Task to complete: Scan the lines below for the string "正保会计网校" and copy every one that has it.

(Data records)
━━━━━━━━━━

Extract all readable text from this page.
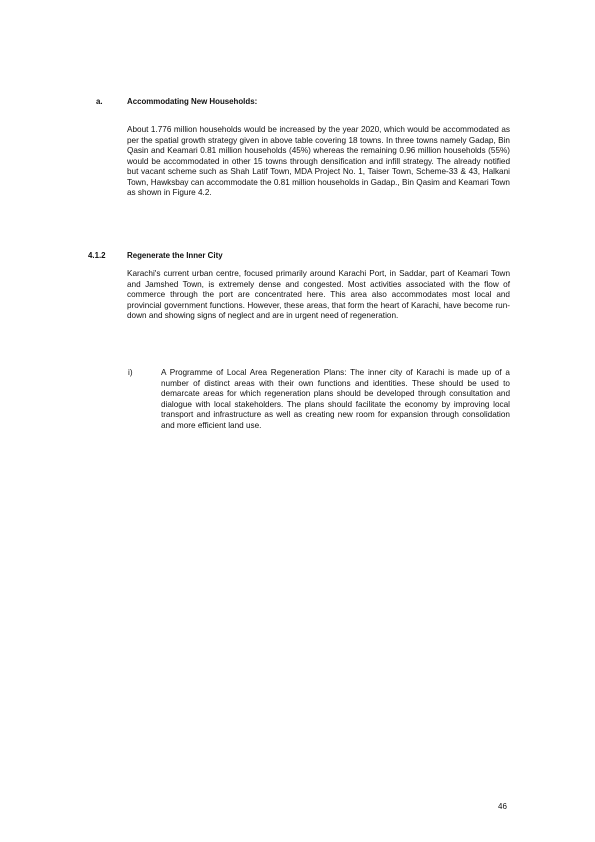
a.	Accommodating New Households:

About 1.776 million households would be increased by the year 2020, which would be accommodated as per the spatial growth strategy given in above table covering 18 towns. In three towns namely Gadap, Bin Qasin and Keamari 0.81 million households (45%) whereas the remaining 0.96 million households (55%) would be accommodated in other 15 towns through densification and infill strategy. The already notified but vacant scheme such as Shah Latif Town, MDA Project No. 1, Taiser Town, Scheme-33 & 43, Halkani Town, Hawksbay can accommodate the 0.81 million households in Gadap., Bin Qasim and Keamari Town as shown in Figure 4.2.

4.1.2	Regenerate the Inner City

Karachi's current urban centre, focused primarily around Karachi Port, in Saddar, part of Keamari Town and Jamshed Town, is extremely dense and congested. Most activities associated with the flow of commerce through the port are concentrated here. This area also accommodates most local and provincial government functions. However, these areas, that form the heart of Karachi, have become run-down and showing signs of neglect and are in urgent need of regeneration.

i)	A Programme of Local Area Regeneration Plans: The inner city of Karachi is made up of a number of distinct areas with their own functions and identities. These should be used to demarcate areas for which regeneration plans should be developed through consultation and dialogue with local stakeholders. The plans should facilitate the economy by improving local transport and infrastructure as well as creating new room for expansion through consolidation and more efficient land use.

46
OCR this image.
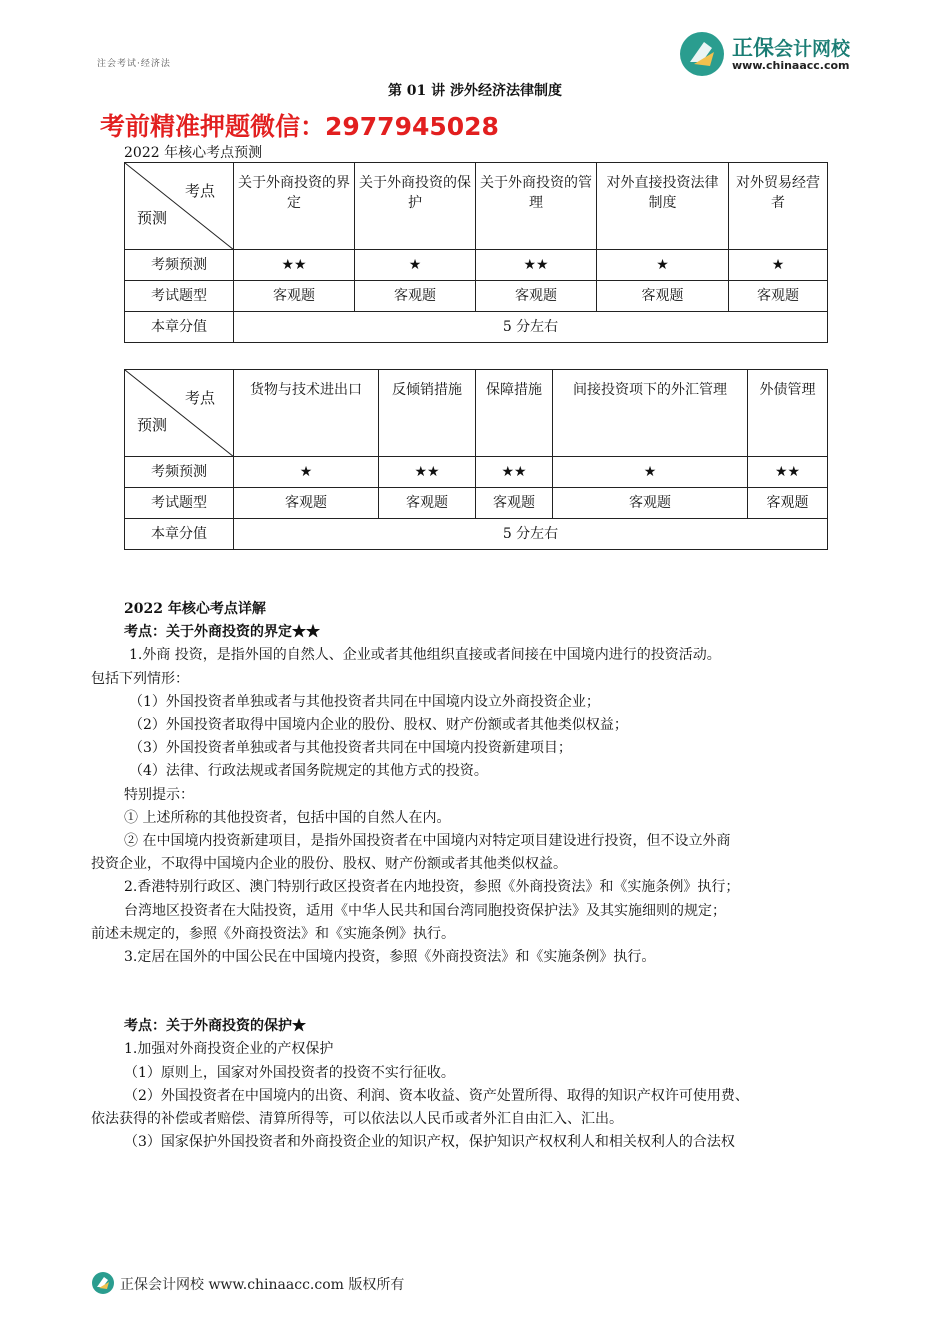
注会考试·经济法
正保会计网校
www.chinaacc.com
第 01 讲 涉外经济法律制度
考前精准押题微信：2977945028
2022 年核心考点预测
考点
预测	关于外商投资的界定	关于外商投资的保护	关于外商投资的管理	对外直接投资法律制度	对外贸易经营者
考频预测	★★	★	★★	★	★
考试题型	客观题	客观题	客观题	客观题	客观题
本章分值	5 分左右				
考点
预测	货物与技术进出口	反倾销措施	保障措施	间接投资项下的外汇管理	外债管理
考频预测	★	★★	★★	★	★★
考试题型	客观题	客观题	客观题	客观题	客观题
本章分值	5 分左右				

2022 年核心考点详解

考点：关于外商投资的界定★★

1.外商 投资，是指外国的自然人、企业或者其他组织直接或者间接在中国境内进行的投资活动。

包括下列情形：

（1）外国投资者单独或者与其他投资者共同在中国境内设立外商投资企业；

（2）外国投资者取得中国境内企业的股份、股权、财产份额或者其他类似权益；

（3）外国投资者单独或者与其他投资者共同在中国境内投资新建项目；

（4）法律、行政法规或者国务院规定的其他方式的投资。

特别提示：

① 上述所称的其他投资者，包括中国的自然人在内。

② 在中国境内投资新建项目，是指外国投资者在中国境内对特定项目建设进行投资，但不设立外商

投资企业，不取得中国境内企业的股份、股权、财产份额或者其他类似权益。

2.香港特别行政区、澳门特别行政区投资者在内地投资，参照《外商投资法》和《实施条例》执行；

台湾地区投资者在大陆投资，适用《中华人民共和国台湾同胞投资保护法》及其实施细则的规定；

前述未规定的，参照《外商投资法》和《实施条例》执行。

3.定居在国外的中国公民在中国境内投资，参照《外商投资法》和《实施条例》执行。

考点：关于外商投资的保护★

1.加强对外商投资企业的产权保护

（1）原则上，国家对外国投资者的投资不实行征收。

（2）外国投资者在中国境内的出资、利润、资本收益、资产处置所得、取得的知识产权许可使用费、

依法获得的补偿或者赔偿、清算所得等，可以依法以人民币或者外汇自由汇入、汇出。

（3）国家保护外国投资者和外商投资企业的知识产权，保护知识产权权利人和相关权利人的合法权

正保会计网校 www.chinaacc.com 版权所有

━━━━━━━━━━

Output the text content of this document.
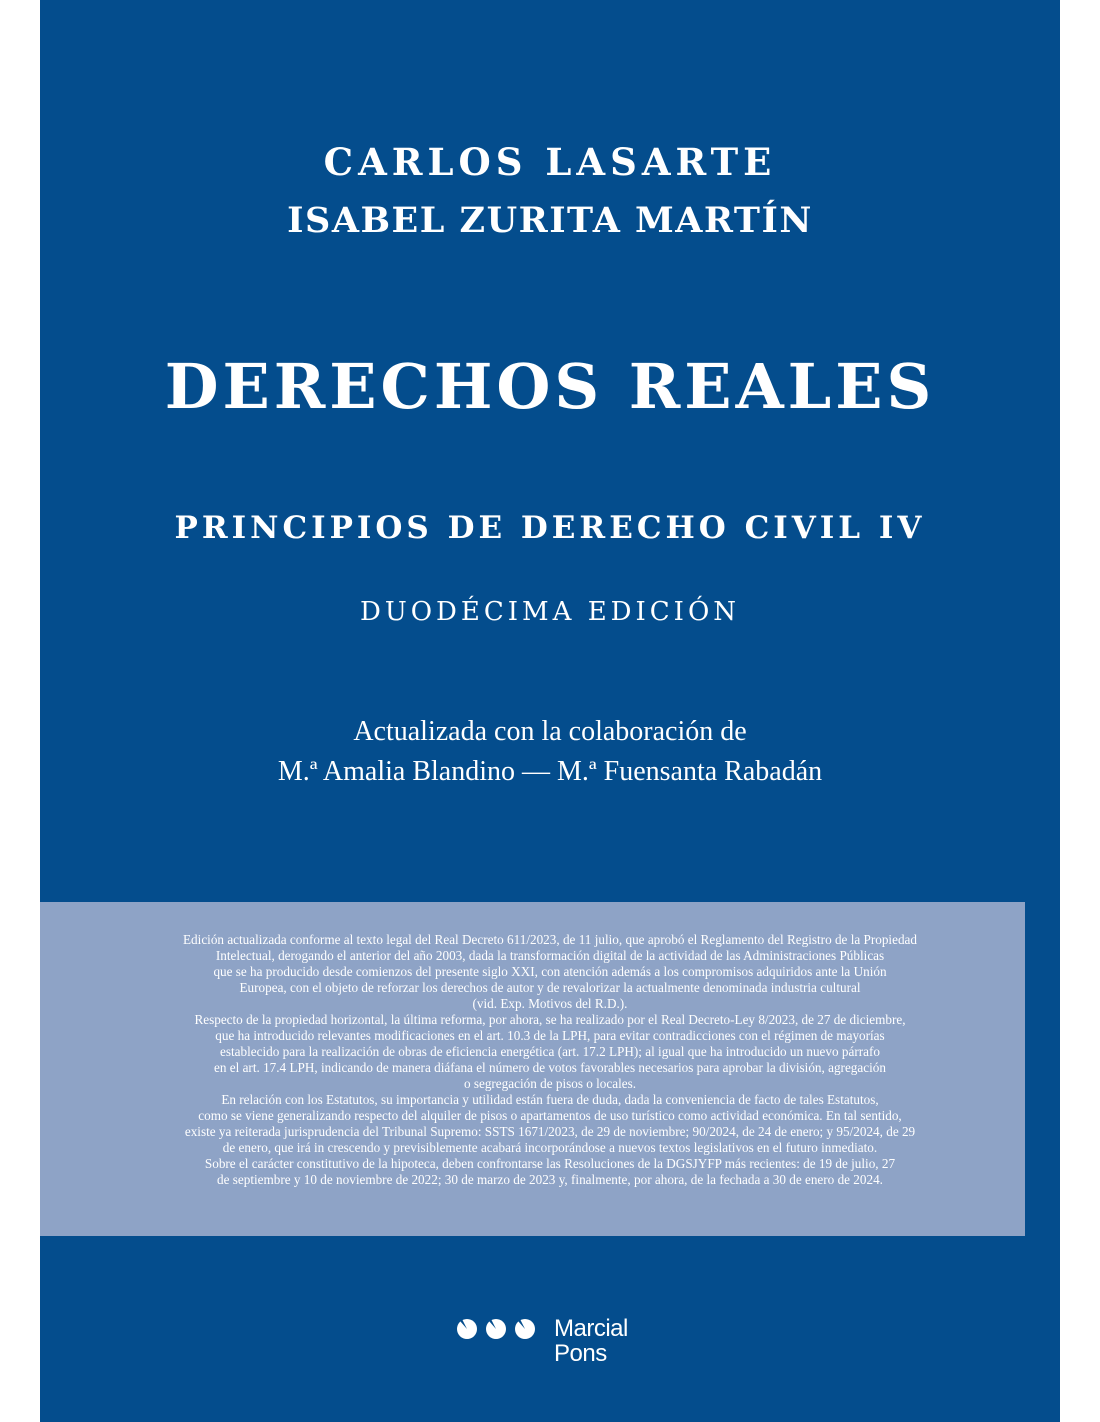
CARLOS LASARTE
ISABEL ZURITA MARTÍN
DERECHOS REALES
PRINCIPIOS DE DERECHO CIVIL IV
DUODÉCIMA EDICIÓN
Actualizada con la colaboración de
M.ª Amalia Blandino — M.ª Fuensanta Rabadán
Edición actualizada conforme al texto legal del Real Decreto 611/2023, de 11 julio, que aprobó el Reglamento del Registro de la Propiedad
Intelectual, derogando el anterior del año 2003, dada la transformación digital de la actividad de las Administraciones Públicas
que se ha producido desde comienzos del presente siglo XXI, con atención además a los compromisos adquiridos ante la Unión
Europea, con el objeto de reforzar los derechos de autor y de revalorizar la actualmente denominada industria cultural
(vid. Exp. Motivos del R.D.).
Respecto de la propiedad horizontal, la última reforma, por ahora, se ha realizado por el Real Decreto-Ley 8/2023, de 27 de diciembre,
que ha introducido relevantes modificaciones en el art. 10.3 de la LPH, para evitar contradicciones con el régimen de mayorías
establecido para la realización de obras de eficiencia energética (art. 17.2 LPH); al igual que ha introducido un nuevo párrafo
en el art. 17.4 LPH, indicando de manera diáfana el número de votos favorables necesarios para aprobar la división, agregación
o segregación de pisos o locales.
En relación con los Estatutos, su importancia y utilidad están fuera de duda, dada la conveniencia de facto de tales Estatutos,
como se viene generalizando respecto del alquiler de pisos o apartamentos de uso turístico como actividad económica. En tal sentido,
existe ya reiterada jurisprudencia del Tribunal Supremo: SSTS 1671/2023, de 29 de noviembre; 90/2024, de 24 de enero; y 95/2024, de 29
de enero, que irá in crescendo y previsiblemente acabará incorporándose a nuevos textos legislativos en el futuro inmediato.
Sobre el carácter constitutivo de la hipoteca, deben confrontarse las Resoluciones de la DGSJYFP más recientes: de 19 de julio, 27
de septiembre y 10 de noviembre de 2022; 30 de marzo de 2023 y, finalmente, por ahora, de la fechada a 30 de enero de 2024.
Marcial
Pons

━━━━━━━━━━

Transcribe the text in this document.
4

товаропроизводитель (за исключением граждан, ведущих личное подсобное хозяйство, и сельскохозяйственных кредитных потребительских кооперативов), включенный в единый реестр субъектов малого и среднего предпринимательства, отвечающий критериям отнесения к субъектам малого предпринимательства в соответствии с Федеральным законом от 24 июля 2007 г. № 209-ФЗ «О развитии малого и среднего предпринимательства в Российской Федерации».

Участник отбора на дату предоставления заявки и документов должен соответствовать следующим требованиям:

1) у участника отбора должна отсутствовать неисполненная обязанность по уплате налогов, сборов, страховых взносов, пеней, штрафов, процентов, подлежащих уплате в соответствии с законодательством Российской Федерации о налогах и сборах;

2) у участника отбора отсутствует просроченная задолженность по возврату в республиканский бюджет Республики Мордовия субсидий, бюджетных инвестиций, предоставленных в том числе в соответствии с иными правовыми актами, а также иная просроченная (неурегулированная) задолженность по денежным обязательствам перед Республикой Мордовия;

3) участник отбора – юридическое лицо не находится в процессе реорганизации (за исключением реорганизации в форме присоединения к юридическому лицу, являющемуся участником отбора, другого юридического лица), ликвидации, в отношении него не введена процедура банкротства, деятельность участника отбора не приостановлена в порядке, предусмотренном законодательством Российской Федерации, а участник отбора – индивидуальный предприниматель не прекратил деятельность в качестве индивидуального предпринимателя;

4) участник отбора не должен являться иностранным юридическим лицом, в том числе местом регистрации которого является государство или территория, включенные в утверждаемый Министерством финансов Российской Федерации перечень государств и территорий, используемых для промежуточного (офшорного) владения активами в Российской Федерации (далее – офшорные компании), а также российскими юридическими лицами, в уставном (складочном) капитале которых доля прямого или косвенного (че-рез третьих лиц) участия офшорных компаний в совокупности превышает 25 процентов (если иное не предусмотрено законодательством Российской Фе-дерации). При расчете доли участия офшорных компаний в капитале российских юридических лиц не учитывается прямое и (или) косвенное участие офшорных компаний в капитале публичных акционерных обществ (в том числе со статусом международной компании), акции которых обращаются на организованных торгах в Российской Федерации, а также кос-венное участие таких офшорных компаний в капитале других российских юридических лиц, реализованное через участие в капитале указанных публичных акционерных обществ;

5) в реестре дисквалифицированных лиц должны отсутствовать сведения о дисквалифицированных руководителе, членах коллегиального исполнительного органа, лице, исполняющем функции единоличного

━━━━━━━━━━

Solution to the problem:
正保会计网校
正保会计网校 www.chinaacc.com 版权所有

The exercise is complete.